> _Your instructions_:
Within the records that follow, find every line containing the string "فيها". Copy those lines.

╭─ Dataset rows

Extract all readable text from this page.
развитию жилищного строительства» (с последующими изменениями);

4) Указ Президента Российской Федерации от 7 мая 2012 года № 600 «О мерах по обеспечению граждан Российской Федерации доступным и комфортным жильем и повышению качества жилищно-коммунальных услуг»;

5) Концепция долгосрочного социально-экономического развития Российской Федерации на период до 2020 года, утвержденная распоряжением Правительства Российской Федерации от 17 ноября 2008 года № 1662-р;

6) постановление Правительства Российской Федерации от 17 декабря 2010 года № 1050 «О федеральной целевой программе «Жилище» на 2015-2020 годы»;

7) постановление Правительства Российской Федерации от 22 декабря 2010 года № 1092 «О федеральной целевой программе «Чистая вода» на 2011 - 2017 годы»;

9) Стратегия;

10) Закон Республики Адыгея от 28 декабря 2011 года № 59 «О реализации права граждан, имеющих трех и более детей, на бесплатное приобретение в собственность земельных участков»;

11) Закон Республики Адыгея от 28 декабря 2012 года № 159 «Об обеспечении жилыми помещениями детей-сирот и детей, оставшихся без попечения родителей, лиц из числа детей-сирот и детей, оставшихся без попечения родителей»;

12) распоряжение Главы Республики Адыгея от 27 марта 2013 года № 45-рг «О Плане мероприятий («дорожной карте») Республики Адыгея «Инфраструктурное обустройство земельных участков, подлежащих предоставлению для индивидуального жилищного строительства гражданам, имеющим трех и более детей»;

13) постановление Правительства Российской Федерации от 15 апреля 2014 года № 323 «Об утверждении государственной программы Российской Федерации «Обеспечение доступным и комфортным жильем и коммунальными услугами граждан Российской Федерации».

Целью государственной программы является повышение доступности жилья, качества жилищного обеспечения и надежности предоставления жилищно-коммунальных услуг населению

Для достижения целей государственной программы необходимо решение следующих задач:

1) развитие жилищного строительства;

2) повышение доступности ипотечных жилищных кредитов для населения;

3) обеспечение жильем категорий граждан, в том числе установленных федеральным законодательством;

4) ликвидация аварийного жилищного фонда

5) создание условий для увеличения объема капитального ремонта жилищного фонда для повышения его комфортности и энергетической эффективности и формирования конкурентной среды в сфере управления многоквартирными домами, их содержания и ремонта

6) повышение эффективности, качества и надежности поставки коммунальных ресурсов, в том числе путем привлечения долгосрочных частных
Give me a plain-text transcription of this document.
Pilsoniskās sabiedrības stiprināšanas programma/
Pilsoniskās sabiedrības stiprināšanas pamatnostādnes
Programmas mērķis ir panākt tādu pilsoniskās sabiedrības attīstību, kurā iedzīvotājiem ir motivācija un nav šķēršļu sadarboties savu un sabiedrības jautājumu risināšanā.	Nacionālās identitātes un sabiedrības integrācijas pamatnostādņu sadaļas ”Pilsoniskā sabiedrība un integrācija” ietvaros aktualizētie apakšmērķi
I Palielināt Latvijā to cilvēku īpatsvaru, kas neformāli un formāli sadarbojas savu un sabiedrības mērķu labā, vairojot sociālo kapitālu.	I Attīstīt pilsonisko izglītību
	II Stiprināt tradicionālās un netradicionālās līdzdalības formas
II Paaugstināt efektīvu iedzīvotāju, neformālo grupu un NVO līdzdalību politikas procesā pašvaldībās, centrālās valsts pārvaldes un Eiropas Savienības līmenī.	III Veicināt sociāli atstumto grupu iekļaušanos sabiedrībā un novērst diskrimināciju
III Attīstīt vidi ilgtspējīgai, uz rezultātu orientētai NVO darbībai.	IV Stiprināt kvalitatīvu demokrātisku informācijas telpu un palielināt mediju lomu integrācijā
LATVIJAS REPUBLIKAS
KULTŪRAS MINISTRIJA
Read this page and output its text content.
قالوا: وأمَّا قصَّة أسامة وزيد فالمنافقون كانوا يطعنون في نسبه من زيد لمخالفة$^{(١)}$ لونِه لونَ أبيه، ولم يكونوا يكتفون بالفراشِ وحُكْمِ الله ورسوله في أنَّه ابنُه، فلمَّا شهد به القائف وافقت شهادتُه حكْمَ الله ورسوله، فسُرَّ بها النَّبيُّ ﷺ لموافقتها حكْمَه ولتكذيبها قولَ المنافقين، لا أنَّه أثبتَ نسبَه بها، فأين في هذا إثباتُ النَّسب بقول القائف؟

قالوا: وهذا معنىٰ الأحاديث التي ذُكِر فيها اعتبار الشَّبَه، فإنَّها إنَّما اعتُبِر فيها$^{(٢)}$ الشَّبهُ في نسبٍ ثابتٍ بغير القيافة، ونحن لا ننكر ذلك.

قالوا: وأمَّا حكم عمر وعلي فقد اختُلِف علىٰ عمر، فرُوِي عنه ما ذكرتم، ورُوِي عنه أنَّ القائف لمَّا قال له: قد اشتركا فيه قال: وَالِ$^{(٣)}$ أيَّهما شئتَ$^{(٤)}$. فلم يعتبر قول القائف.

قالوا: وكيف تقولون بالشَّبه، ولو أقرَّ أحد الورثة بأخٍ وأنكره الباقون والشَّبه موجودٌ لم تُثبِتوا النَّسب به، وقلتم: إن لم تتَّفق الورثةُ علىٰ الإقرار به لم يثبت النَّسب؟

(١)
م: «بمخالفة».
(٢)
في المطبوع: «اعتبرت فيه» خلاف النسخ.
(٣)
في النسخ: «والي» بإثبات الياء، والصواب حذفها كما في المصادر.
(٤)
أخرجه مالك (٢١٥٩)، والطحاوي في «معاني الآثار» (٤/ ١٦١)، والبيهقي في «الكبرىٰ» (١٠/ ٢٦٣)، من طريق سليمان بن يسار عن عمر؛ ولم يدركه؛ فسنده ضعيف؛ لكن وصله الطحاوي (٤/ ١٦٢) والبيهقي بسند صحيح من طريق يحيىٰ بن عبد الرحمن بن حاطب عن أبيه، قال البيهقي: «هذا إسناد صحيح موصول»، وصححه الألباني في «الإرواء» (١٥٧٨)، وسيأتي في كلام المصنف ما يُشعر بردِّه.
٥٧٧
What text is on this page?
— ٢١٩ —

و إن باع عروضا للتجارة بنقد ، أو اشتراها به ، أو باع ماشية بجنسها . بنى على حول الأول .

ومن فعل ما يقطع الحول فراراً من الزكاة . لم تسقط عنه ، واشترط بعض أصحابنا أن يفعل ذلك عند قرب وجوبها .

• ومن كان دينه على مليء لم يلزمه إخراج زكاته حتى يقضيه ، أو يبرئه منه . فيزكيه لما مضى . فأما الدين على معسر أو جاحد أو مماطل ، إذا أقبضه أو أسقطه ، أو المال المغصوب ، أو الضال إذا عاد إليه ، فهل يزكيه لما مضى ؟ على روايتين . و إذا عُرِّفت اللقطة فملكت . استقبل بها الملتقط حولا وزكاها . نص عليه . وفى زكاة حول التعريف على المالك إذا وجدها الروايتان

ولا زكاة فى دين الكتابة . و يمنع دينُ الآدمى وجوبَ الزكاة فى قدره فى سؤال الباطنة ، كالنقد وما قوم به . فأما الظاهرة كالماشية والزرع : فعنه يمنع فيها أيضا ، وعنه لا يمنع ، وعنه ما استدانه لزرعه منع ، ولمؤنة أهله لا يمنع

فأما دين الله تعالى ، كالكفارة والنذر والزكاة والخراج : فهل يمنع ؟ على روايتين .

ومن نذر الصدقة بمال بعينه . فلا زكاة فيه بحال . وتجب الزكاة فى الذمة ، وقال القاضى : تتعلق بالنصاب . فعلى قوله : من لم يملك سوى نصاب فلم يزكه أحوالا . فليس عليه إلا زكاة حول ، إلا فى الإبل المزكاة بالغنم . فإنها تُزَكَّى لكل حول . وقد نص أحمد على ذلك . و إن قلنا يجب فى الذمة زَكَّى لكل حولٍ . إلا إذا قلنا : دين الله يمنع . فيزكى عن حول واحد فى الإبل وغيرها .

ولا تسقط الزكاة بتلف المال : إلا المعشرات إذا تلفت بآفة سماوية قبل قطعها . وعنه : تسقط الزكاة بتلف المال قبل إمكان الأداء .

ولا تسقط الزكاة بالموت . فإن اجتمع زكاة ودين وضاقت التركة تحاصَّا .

╰─

> _The solution_:
قالوا: وهذا معنىٰ الأحاديث التي ذُكِر فيها اعتبار الشَّبَه، فإنَّها إنَّما اعتُبِر فيها$^{(٢)}$ الشَّبهُ في نسبٍ ثابتٍ بغير القيافة، ونحن لا ننكر ذلك.
ولا زكاة فى دين الكتابة . و يمنع دينُ الآدمى وجوبَ الزكاة فى قدره فى سؤال الباطنة ، كالنقد وما قوم به . فأما الظاهرة كالماشية والزرع : فعنه يمنع فيها أيضا ، وعنه لا يمنع ، وعنه ما استدانه لزرعه منع ، ولمؤنة أهله لا يمنع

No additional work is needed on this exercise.